_Given instruction_.
Repeat each entry word for word. Leave any images out of the copy.

_Task inputs_.
- - - - -

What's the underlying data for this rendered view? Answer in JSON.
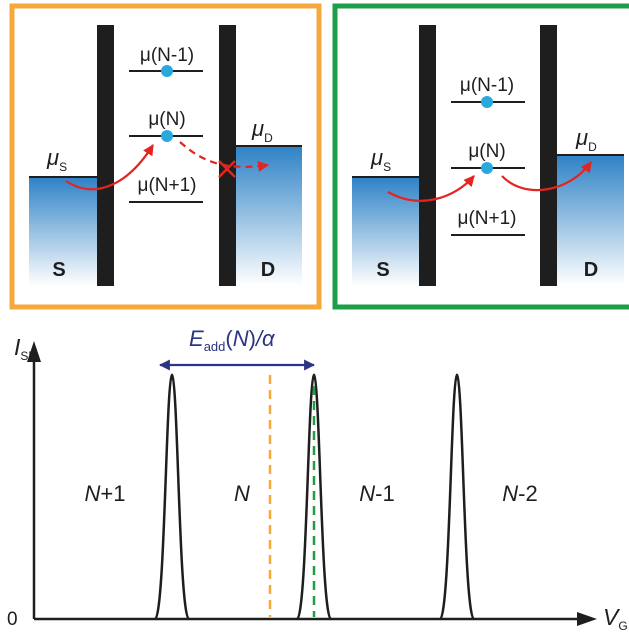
{
  "panels": [
    {
      "frame_color": "#f5a93a",
      "mu_S": {
        "sym": "μ",
        "sub": "S"
      },
      "mu_D": {
        "sym": "μ",
        "sub": "D"
      },
      "levels": [
        "μ(N-1)",
        "μ(N)",
        "μ(N+1)"
      ],
      "source_label": "S",
      "drain_label": "D",
      "transport": "blocked"
    },
    {
      "frame_color": "#1f9e4a",
      "mu_S": {
        "sym": "μ",
        "sub": "S"
      },
      "mu_D": {
        "sym": "μ",
        "sub": "D"
      },
      "levels": [
        "μ(N-1)",
        "μ(N)",
        "μ(N+1)"
      ],
      "source_label": "S",
      "drain_label": "D",
      "transport": "allowed"
    }
  ],
  "plot": {
    "y_axis": {
      "symbol": "I",
      "sub": "SD"
    },
    "x_axis": {
      "symbol": "V",
      "sub": "G"
    },
    "origin": "0",
    "addition_energy": {
      "E": "E",
      "sub": "add",
      "N": "N",
      "rest": "/α"
    },
    "regions": [
      {
        "italic": "N",
        "suffix": "+1"
      },
      {
        "italic": "N",
        "suffix": ""
      },
      {
        "italic": "N",
        "suffix": "-1"
      },
      {
        "italic": "N",
        "suffix": "-2"
      }
    ],
    "peak_count": 3,
    "marker_colors": {
      "orange": "#f5a93a",
      "green": "#1f9e4a"
    }
  },
  "colors": {
    "barrier": "#1e1e1e",
    "reservoir_top": "#2e82c6",
    "reservoir_bottom": "#ffffff",
    "dot": "#29a8e0",
    "arrow": "#e52421",
    "double_arrow": "#2c3583"
  }
}
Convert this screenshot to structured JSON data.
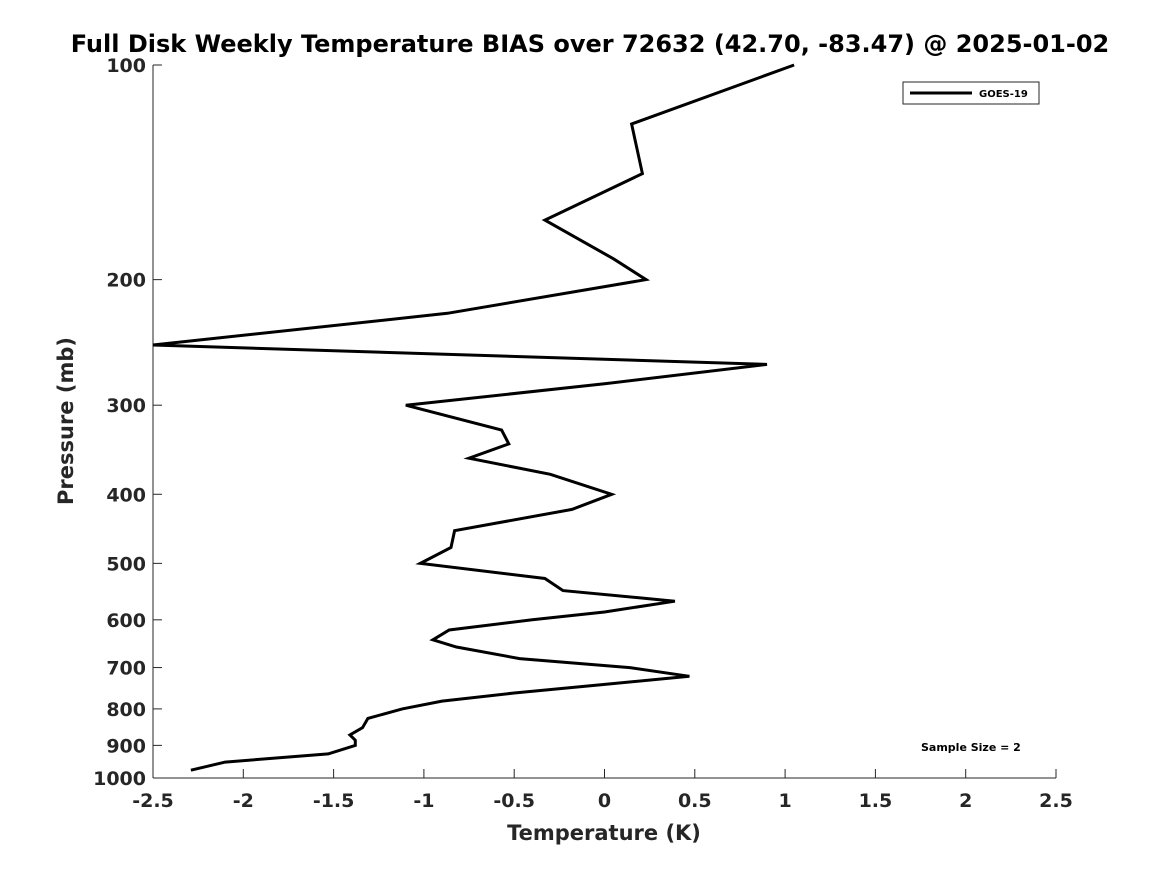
{
  "chart_data": {
    "type": "line",
    "title": "Full Disk Weekly Temperature BIAS over 72632 (42.70, -83.47) @ 2025-01-02",
    "xlabel": "Temperature (K)",
    "ylabel": "Pressure (mb)",
    "xlim": [
      -2.5,
      2.5
    ],
    "ylim": [
      100,
      1000
    ],
    "y_scale": "log",
    "y_reversed": true,
    "grid": false,
    "legend_position": "top-right",
    "annotation": "Sample Size = 2",
    "x_ticks": [
      -2.5,
      -2,
      -1.5,
      -1,
      -0.5,
      0,
      0.5,
      1,
      1.5,
      2,
      2.5
    ],
    "x_tick_labels": [
      "-2.5",
      "-2",
      "-1.5",
      "-1",
      "-0.5",
      "0",
      "0.5",
      "1",
      "1.5",
      "2",
      "2.5"
    ],
    "y_ticks": [
      100,
      200,
      300,
      400,
      500,
      600,
      700,
      800,
      900,
      1000
    ],
    "y_tick_labels": [
      "100",
      "200",
      "300",
      "400",
      "500",
      "600",
      "700",
      "800",
      "900",
      "1000"
    ],
    "series": [
      {
        "name": "GOES-19",
        "color": "#000000",
        "points": [
          {
            "t": 1.05,
            "p": 100
          },
          {
            "t": 0.15,
            "p": 121
          },
          {
            "t": 0.21,
            "p": 142
          },
          {
            "t": -0.33,
            "p": 165
          },
          {
            "t": 0.05,
            "p": 187
          },
          {
            "t": 0.23,
            "p": 200
          },
          {
            "t": -0.87,
            "p": 223
          },
          {
            "t": -2.5,
            "p": 247
          },
          {
            "t": 0.9,
            "p": 263
          },
          {
            "t": 0.0,
            "p": 280
          },
          {
            "t": -1.1,
            "p": 300
          },
          {
            "t": -0.57,
            "p": 325
          },
          {
            "t": -0.53,
            "p": 340
          },
          {
            "t": -0.75,
            "p": 356
          },
          {
            "t": -0.3,
            "p": 375
          },
          {
            "t": 0.04,
            "p": 400
          },
          {
            "t": -0.18,
            "p": 420
          },
          {
            "t": -0.83,
            "p": 450
          },
          {
            "t": -0.85,
            "p": 475
          },
          {
            "t": -1.02,
            "p": 500
          },
          {
            "t": -0.33,
            "p": 525
          },
          {
            "t": -0.23,
            "p": 546
          },
          {
            "t": 0.39,
            "p": 565
          },
          {
            "t": 0.0,
            "p": 585
          },
          {
            "t": -0.4,
            "p": 600
          },
          {
            "t": -0.86,
            "p": 620
          },
          {
            "t": -0.95,
            "p": 640
          },
          {
            "t": -0.82,
            "p": 655
          },
          {
            "t": -0.47,
            "p": 680
          },
          {
            "t": 0.14,
            "p": 700
          },
          {
            "t": 0.47,
            "p": 720
          },
          {
            "t": -0.02,
            "p": 740
          },
          {
            "t": -0.5,
            "p": 760
          },
          {
            "t": -0.9,
            "p": 780
          },
          {
            "t": -1.12,
            "p": 800
          },
          {
            "t": -1.31,
            "p": 825
          },
          {
            "t": -1.34,
            "p": 850
          },
          {
            "t": -1.41,
            "p": 870
          },
          {
            "t": -1.38,
            "p": 885
          },
          {
            "t": -1.38,
            "p": 900
          },
          {
            "t": -1.53,
            "p": 925
          },
          {
            "t": -2.1,
            "p": 950
          },
          {
            "t": -2.29,
            "p": 975
          }
        ]
      }
    ]
  }
}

- - - - -

_Result of this exercise_.
What's the underlying data for this rendered view? Answer in JSON.
{
  "panels": [
    {
      "frame_color": "#f5a93a",
      "mu_S": {
        "sym": "μ",
        "sub": "S"
      },
      "mu_D": {
        "sym": "μ",
        "sub": "D"
      },
      "levels": [
        "μ(N-1)",
        "μ(N)",
        "μ(N+1)"
      ],
      "source_label": "S",
      "drain_label": "D",
      "transport": "blocked"
    },
    {
      "frame_color": "#1f9e4a",
      "mu_S": {
        "sym": "μ",
        "sub": "S"
      },
      "mu_D": {
        "sym": "μ",
        "sub": "D"
      },
      "levels": [
        "μ(N-1)",
        "μ(N)",
        "μ(N+1)"
      ],
      "source_label": "S",
      "drain_label": "D",
      "transport": "allowed"
    }
  ],
  "plot": {
    "y_axis": {
      "symbol": "I",
      "sub": "SD"
    },
    "x_axis": {
      "symbol": "V",
      "sub": "G"
    },
    "origin": "0",
    "addition_energy": {
      "E": "E",
      "sub": "add",
      "N": "N",
      "rest": "/α"
    },
    "regions": [
      {
        "italic": "N",
        "suffix": "+1"
      },
      {
        "italic": "N",
        "suffix": ""
      },
      {
        "italic": "N",
        "suffix": "-1"
      },
      {
        "italic": "N",
        "suffix": "-2"
      }
    ],
    "peak_count": 3,
    "marker_colors": {
      "orange": "#f5a93a",
      "green": "#1f9e4a"
    }
  },
  "colors": {
    "barrier": "#1e1e1e",
    "reservoir_top": "#2e82c6",
    "reservoir_bottom": "#ffffff",
    "dot": "#29a8e0",
    "arrow": "#e52421",
    "double_arrow": "#2c3583"
  }
}
Convert this screenshot to structured JSON data.
{
  "chart_data": {
    "type": "line",
    "title": "Full Disk Weekly Temperature BIAS over 72632 (42.70, -83.47) @ 2025-01-02",
    "xlabel": "Temperature (K)",
    "ylabel": "Pressure (mb)",
    "xlim": [
      -2.5,
      2.5
    ],
    "ylim": [
      100,
      1000
    ],
    "y_scale": "log",
    "y_reversed": true,
    "grid": false,
    "legend_position": "top-right",
    "annotation": "Sample Size = 2",
    "x_ticks": [
      -2.5,
      -2,
      -1.5,
      -1,
      -0.5,
      0,
      0.5,
      1,
      1.5,
      2,
      2.5
    ],
    "x_tick_labels": [
      "-2.5",
      "-2",
      "-1.5",
      "-1",
      "-0.5",
      "0",
      "0.5",
      "1",
      "1.5",
      "2",
      "2.5"
    ],
    "y_ticks": [
      100,
      200,
      300,
      400,
      500,
      600,
      700,
      800,
      900,
      1000
    ],
    "y_tick_labels": [
      "100",
      "200",
      "300",
      "400",
      "500",
      "600",
      "700",
      "800",
      "900",
      "1000"
    ],
    "series": [
      {
        "name": "GOES-19",
        "color": "#000000",
        "points": [
          {
            "t": 1.05,
            "p": 100
          },
          {
            "t": 0.15,
            "p": 121
          },
          {
            "t": 0.21,
            "p": 142
          },
          {
            "t": -0.33,
            "p": 165
          },
          {
            "t": 0.05,
            "p": 187
          },
          {
            "t": 0.23,
            "p": 200
          },
          {
            "t": -0.87,
            "p": 223
          },
          {
            "t": -2.5,
            "p": 247
          },
          {
            "t": 0.9,
            "p": 263
          },
          {
            "t": 0.0,
            "p": 280
          },
          {
            "t": -1.1,
            "p": 300
          },
          {
            "t": -0.57,
            "p": 325
          },
          {
            "t": -0.53,
            "p": 340
          },
          {
            "t": -0.75,
            "p": 356
          },
          {
            "t": -0.3,
            "p": 375
          },
          {
            "t": 0.04,
            "p": 400
          },
          {
            "t": -0.18,
            "p": 420
          },
          {
            "t": -0.83,
            "p": 450
          },
          {
            "t": -0.85,
            "p": 475
          },
          {
            "t": -1.02,
            "p": 500
          },
          {
            "t": -0.33,
            "p": 525
          },
          {
            "t": -0.23,
            "p": 546
          },
          {
            "t": 0.39,
            "p": 565
          },
          {
            "t": 0.0,
            "p": 585
          },
          {
            "t": -0.4,
            "p": 600
          },
          {
            "t": -0.86,
            "p": 620
          },
          {
            "t": -0.95,
            "p": 640
          },
          {
            "t": -0.82,
            "p": 655
          },
          {
            "t": -0.47,
            "p": 680
          },
          {
            "t": 0.14,
            "p": 700
          },
          {
            "t": 0.47,
            "p": 720
          },
          {
            "t": -0.02,
            "p": 740
          },
          {
            "t": -0.5,
            "p": 760
          },
          {
            "t": -0.9,
            "p": 780
          },
          {
            "t": -1.12,
            "p": 800
          },
          {
            "t": -1.31,
            "p": 825
          },
          {
            "t": -1.34,
            "p": 850
          },
          {
            "t": -1.41,
            "p": 870
          },
          {
            "t": -1.38,
            "p": 885
          },
          {
            "t": -1.38,
            "p": 900
          },
          {
            "t": -1.53,
            "p": 925
          },
          {
            "t": -2.1,
            "p": 950
          },
          {
            "t": -2.29,
            "p": 975
          }
        ]
      }
    ]
  }
}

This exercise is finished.